↓

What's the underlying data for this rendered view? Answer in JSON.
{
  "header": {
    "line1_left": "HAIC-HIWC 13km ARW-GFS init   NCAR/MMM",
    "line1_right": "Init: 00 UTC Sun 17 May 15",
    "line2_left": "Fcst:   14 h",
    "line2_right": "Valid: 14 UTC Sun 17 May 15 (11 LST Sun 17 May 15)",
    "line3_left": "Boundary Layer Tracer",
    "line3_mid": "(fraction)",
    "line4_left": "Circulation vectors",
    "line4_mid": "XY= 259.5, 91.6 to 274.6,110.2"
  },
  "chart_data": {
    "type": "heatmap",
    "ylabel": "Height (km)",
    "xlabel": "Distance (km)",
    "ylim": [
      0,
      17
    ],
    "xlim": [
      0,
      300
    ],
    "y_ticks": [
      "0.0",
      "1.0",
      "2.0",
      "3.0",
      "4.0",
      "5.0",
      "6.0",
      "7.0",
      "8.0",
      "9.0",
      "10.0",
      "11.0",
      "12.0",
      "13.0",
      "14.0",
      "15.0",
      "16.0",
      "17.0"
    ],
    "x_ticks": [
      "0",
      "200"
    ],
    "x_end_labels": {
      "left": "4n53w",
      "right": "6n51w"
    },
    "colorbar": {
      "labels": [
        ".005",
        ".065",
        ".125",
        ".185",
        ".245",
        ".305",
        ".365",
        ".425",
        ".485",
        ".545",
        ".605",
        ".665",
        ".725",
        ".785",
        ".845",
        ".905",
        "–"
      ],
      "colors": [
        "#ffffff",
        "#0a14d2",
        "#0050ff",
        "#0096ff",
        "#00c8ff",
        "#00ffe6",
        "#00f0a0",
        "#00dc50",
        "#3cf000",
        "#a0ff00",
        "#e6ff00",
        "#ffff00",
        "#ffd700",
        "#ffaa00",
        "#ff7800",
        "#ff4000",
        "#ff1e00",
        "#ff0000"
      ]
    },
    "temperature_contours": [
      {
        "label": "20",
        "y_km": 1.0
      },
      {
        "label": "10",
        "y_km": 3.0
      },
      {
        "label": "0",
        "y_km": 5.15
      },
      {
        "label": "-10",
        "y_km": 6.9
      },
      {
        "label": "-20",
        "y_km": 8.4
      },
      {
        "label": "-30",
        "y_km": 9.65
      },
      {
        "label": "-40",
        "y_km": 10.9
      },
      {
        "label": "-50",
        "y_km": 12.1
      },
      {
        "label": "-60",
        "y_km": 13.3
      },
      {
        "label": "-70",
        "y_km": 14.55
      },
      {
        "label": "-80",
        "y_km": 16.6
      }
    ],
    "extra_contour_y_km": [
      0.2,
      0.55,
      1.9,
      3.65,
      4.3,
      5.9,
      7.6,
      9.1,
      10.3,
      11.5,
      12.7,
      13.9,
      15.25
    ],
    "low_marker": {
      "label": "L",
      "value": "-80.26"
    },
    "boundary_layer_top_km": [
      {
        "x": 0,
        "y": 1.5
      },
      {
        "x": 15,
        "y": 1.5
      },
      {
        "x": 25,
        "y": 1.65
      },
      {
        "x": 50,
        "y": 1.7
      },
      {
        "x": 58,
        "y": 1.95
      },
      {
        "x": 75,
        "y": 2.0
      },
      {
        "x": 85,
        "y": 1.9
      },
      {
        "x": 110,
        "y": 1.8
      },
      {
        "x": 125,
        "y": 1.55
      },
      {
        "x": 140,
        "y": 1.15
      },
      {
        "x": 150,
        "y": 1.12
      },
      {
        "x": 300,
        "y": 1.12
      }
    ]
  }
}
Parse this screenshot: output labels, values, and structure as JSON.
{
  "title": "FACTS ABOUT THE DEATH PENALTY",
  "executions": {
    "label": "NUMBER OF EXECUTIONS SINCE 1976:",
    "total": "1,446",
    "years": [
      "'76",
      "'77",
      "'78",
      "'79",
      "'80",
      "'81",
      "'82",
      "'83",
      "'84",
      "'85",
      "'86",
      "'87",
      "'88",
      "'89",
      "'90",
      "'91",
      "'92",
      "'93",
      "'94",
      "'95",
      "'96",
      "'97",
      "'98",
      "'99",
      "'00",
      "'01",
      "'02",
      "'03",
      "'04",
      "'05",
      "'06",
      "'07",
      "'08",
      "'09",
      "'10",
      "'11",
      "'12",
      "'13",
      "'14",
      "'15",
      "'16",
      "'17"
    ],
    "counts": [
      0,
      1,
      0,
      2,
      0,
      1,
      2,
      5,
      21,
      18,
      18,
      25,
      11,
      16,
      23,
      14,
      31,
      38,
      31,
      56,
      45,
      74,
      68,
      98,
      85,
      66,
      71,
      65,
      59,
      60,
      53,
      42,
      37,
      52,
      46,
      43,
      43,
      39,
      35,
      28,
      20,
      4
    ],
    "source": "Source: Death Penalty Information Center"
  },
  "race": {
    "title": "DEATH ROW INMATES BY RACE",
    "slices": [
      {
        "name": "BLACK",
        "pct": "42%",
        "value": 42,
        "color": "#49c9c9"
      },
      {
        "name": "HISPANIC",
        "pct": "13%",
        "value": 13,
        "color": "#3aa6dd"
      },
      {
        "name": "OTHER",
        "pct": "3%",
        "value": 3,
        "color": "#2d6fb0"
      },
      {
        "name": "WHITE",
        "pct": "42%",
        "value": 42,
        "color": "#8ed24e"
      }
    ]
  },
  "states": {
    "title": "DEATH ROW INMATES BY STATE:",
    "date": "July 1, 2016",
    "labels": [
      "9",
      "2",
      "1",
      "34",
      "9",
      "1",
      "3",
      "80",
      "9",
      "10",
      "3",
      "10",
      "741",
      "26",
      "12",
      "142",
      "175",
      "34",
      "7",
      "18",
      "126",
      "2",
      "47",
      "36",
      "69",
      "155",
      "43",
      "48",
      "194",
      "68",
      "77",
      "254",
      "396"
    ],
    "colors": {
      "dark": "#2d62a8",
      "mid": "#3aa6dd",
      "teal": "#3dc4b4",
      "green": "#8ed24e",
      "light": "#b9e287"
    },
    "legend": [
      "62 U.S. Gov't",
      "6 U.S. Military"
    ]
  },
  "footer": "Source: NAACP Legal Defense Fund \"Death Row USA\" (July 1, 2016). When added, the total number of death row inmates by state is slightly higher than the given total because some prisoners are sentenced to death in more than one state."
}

↑

• TASK OBJECTIVE: Copy out each line of the data containing the string "JSON".

• WRITTEN RESPONSE:
What's the underlying data for this rendered view? Answer in JSON.
Parse this screenshot: output labels, values, and structure as JSON.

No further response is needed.